─── EXTRACTED DATA

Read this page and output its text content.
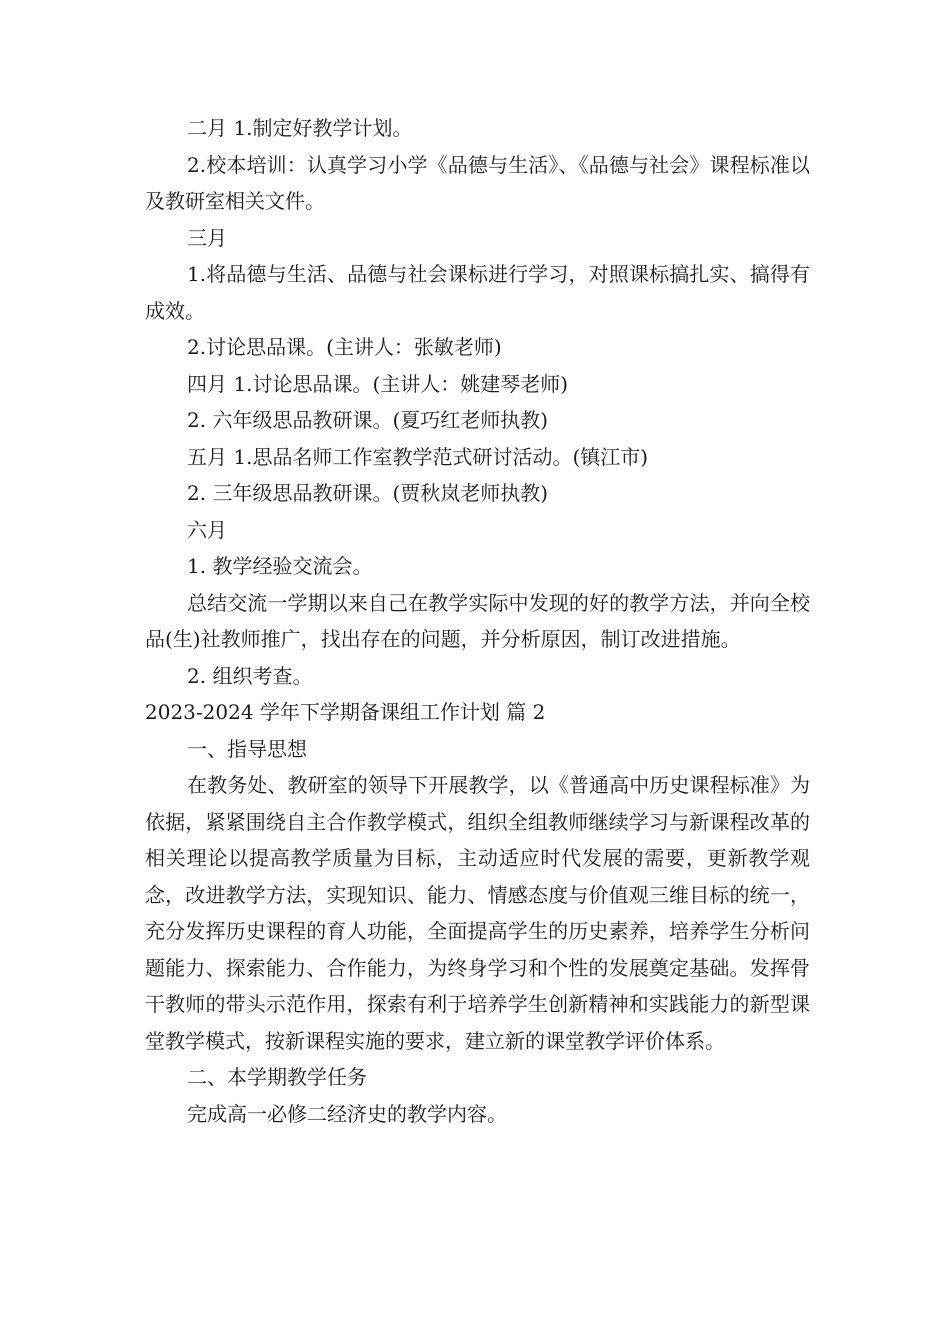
二月 1.制定好教学计划。

2.校本培训：认真学习小学《品德与生活》、《品德与社会》课程标准以及教研室相关文件。

三月

1.将品德与生活、品德与社会课标进行学习，对照课标搞扎实、搞得有成效。

2.讨论思品课。(主讲人：张敏老师)

四月 1.讨论思品课。(主讲人：姚建琴老师)

2. 六年级思品教研课。(夏巧红老师执教)

五月 1.思品名师工作室教学范式研讨活动。(镇江市)

2. 三年级思品教研课。(贾秋岚老师执教)

六月

1. 教学经验交流会。

总结交流一学期以来自己在教学实际中发现的好的教学方法，并向全校品(生)社教师推广，找出存在的问题，并分析原因，制订改进措施。

2. 组织考查。

2023-2024 学年下学期备课组工作计划 篇 2

一、指导思想

在教务处、教研室的领导下开展教学，以《普通高中历史课程标准》为依据，紧紧围绕自主合作教学模式，组织全组教师继续学习与新课程改革的相关理论以提高教学质量为目标，主动适应时代发展的需要，更新教学观念，改进教学方法，实现知识、能力、情感态度与价值观三维目标的统一，充分发挥历史课程的育人功能，全面提高学生的历史素养，培养学生分析问题能力、探索能力、合作能力，为终身学习和个性的发展奠定基础。发挥骨干教师的带头示范作用，探索有利于培养学生创新精神和实践能力的新型课堂教学模式，按新课程实施的要求，建立新的课堂教学评价体系。

二、本学期教学任务

完成高一必修二经济史的教学内容。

──────

**TASK REQUIREMENTS:**
Retype all the records shown above, character for character. Omit every picture.

**ANSWER TO THE TASK:**
Read this page and output its text content.
二月 1.制定好教学计划。

2.校本培训：认真学习小学《品德与生活》、《品德与社会》课程标准以及教研室相关文件。

三月

1.将品德与生活、品德与社会课标进行学习，对照课标搞扎实、搞得有成效。

2.讨论思品课。(主讲人：张敏老师)

四月 1.讨论思品课。(主讲人：姚建琴老师)

2. 六年级思品教研课。(夏巧红老师执教)

五月 1.思品名师工作室教学范式研讨活动。(镇江市)

2. 三年级思品教研课。(贾秋岚老师执教)

六月

1. 教学经验交流会。

总结交流一学期以来自己在教学实际中发现的好的教学方法，并向全校品(生)社教师推广，找出存在的问题，并分析原因，制订改进措施。

2. 组织考查。

2023-2024 学年下学期备课组工作计划 篇 2

一、指导思想

在教务处、教研室的领导下开展教学，以《普通高中历史课程标准》为依据，紧紧围绕自主合作教学模式，组织全组教师继续学习与新课程改革的相关理论以提高教学质量为目标，主动适应时代发展的需要，更新教学观念，改进教学方法，实现知识、能力、情感态度与价值观三维目标的统一，充分发挥历史课程的育人功能，全面提高学生的历史素养，培养学生分析问题能力、探索能力、合作能力，为终身学习和个性的发展奠定基础。发挥骨干教师的带头示范作用，探索有利于培养学生创新精神和实践能力的新型课堂教学模式，按新课程实施的要求，建立新的课堂教学评价体系。

二、本学期教学任务

完成高一必修二经济史的教学内容。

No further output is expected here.